- **SET PROBLEM**
Your answer should be a single number: the count of lines in the material below that hold "title".

- **Collected data entries**
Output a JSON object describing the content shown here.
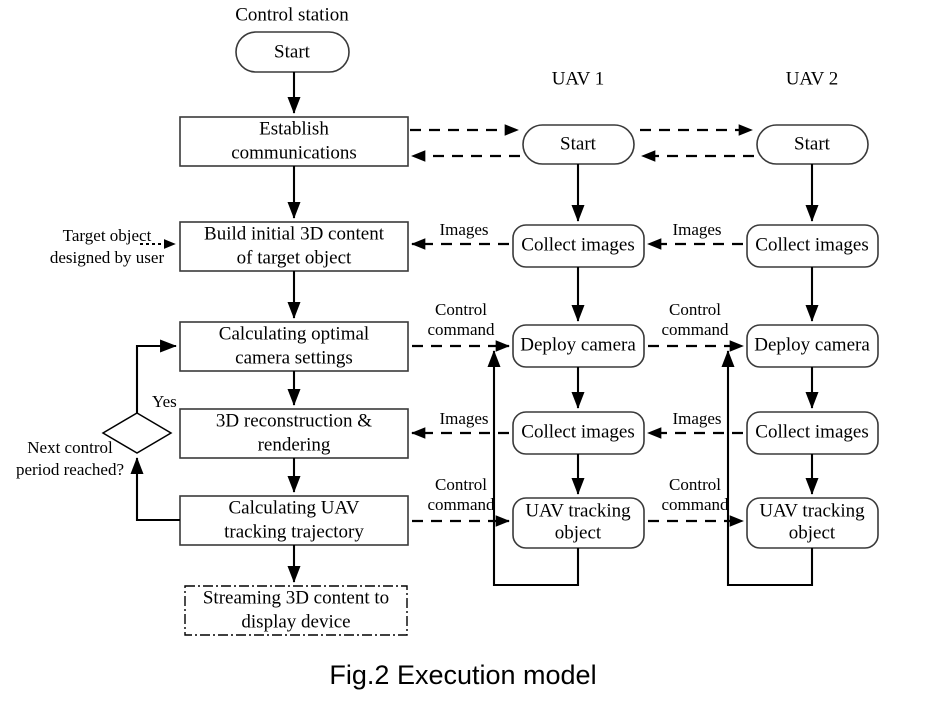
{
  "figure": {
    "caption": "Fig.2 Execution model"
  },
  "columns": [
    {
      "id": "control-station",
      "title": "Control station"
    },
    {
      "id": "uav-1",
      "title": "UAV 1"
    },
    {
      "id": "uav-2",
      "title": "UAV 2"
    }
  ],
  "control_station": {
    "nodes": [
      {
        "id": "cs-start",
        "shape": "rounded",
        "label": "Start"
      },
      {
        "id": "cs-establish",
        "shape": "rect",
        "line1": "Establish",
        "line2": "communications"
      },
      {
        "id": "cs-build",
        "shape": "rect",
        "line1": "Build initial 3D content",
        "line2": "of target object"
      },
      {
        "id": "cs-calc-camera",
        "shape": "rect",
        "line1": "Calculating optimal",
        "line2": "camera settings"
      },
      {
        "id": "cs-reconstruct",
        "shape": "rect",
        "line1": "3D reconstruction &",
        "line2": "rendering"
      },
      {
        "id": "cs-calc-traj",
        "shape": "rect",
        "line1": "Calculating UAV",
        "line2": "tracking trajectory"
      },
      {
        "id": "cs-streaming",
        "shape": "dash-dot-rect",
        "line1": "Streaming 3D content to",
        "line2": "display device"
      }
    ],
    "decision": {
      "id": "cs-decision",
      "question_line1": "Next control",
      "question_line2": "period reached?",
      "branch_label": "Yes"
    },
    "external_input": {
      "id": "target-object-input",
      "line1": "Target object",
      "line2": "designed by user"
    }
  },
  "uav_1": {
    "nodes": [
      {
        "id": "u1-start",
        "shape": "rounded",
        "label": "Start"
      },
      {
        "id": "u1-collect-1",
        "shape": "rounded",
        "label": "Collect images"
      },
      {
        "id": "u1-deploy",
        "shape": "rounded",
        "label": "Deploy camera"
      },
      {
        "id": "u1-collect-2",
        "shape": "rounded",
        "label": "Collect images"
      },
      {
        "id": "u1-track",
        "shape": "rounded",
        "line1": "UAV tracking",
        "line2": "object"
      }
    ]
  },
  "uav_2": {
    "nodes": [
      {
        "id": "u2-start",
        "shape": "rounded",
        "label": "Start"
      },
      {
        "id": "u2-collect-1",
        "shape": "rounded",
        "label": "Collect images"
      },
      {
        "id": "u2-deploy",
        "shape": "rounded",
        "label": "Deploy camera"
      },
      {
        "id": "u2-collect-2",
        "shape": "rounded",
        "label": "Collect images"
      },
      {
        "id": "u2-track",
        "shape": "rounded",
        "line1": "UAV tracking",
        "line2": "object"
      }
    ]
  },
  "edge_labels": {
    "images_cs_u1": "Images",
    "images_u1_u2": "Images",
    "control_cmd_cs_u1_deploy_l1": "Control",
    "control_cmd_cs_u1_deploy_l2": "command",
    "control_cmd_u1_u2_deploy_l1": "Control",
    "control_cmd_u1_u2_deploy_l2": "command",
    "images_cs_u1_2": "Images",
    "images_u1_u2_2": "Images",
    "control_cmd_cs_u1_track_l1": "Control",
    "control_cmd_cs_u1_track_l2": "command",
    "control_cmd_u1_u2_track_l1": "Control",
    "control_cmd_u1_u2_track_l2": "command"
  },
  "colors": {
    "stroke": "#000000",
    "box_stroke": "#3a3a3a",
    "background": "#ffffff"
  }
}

---

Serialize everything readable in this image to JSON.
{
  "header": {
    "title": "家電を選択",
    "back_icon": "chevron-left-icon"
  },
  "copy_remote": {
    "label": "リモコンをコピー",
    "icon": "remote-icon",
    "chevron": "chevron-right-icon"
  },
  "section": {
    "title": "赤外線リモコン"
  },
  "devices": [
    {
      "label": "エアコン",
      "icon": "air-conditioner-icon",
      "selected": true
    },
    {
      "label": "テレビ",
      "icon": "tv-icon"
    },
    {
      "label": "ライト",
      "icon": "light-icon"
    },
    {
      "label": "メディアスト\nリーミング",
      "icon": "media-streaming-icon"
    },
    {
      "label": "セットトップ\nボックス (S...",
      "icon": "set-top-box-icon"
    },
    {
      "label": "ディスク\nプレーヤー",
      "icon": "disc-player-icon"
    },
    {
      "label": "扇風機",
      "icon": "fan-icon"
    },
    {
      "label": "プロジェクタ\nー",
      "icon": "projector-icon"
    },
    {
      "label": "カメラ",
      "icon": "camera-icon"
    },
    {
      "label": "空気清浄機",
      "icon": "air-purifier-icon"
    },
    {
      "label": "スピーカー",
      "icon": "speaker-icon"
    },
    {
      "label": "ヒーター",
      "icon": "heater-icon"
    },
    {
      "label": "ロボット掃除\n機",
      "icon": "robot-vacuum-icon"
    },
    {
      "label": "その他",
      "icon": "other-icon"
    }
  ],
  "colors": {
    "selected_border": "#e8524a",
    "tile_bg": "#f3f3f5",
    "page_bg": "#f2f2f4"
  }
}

- **SOLUTION**
5